'''

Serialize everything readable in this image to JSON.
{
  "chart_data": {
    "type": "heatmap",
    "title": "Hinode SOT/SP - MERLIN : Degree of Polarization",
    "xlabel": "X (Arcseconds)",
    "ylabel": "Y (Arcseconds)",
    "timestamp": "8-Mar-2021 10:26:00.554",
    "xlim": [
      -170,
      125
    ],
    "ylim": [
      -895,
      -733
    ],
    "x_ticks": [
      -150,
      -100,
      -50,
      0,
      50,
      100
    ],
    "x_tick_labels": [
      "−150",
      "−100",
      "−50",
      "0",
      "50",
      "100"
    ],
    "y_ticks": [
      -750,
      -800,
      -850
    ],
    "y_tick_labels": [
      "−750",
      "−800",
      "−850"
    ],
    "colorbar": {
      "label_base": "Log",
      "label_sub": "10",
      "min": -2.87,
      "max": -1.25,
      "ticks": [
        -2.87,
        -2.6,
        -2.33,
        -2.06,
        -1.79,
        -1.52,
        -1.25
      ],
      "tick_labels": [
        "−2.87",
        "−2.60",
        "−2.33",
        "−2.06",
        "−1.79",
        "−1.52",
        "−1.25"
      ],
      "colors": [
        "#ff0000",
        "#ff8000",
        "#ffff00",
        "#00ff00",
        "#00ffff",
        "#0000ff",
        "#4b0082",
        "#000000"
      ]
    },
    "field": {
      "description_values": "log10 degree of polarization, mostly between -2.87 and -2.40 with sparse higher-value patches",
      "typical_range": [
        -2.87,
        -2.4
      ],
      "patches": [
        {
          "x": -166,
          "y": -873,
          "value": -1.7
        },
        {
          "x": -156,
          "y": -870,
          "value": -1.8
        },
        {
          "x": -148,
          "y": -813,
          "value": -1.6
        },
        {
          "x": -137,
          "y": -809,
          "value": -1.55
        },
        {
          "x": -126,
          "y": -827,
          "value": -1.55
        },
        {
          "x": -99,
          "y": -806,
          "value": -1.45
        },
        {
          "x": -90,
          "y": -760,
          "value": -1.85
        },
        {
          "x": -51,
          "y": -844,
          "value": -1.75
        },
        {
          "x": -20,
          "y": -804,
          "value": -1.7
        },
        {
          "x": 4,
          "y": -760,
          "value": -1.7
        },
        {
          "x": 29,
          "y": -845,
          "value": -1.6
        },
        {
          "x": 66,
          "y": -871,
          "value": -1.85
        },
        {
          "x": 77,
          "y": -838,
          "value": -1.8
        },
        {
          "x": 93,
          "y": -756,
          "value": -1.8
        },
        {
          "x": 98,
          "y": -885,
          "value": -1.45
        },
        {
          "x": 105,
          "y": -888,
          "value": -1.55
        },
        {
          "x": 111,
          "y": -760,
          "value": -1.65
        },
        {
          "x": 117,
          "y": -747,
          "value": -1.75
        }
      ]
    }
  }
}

'''

§ What you are asked to do:
Write the data out again in full and exactly.

§ Answer to this task:
Serialize everything readable in this image to JSON.
{
  "chart_data": {
    "type": "heatmap",
    "title": "Hinode SOT/SP - MERLIN : Degree of Polarization",
    "xlabel": "X (Arcseconds)",
    "ylabel": "Y (Arcseconds)",
    "timestamp": "8-Mar-2021 10:26:00.554",
    "xlim": [
      -170,
      125
    ],
    "ylim": [
      -895,
      -733
    ],
    "x_ticks": [
      -150,
      -100,
      -50,
      0,
      50,
      100
    ],
    "x_tick_labels": [
      "−150",
      "−100",
      "−50",
      "0",
      "50",
      "100"
    ],
    "y_ticks": [
      -750,
      -800,
      -850
    ],
    "y_tick_labels": [
      "−750",
      "−800",
      "−850"
    ],
    "colorbar": {
      "label_base": "Log",
      "label_sub": "10",
      "min": -2.87,
      "max": -1.25,
      "ticks": [
        -2.87,
        -2.6,
        -2.33,
        -2.06,
        -1.79,
        -1.52,
        -1.25
      ],
      "tick_labels": [
        "−2.87",
        "−2.60",
        "−2.33",
        "−2.06",
        "−1.79",
        "−1.52",
        "−1.25"
      ],
      "colors": [
        "#ff0000",
        "#ff8000",
        "#ffff00",
        "#00ff00",
        "#00ffff",
        "#0000ff",
        "#4b0082",
        "#000000"
      ]
    },
    "field": {
      "description_values": "log10 degree of polarization, mostly between -2.87 and -2.40 with sparse higher-value patches",
      "typical_range": [
        -2.87,
        -2.4
      ],
      "patches": [
        {
          "x": -166,
          "y": -873,
          "value": -1.7
        },
        {
          "x": -156,
          "y": -870,
          "value": -1.8
        },
        {
          "x": -148,
          "y": -813,
          "value": -1.6
        },
        {
          "x": -137,
          "y": -809,
          "value": -1.55
        },
        {
          "x": -126,
          "y": -827,
          "value": -1.55
        },
        {
          "x": -99,
          "y": -806,
          "value": -1.45
        },
        {
          "x": -90,
          "y": -760,
          "value": -1.85
        },
        {
          "x": -51,
          "y": -844,
          "value": -1.75
        },
        {
          "x": -20,
          "y": -804,
          "value": -1.7
        },
        {
          "x": 4,
          "y": -760,
          "value": -1.7
        },
        {
          "x": 29,
          "y": -845,
          "value": -1.6
        },
        {
          "x": 66,
          "y": -871,
          "value": -1.85
        },
        {
          "x": 77,
          "y": -838,
          "value": -1.8
        },
        {
          "x": 93,
          "y": -756,
          "value": -1.8
        },
        {
          "x": 98,
          "y": -885,
          "value": -1.45
        },
        {
          "x": 105,
          "y": -888,
          "value": -1.55
        },
        {
          "x": 111,
          "y": -760,
          "value": -1.65
        },
        {
          "x": 117,
          "y": -747,
          "value": -1.75
        }
      ]
    }
  }
}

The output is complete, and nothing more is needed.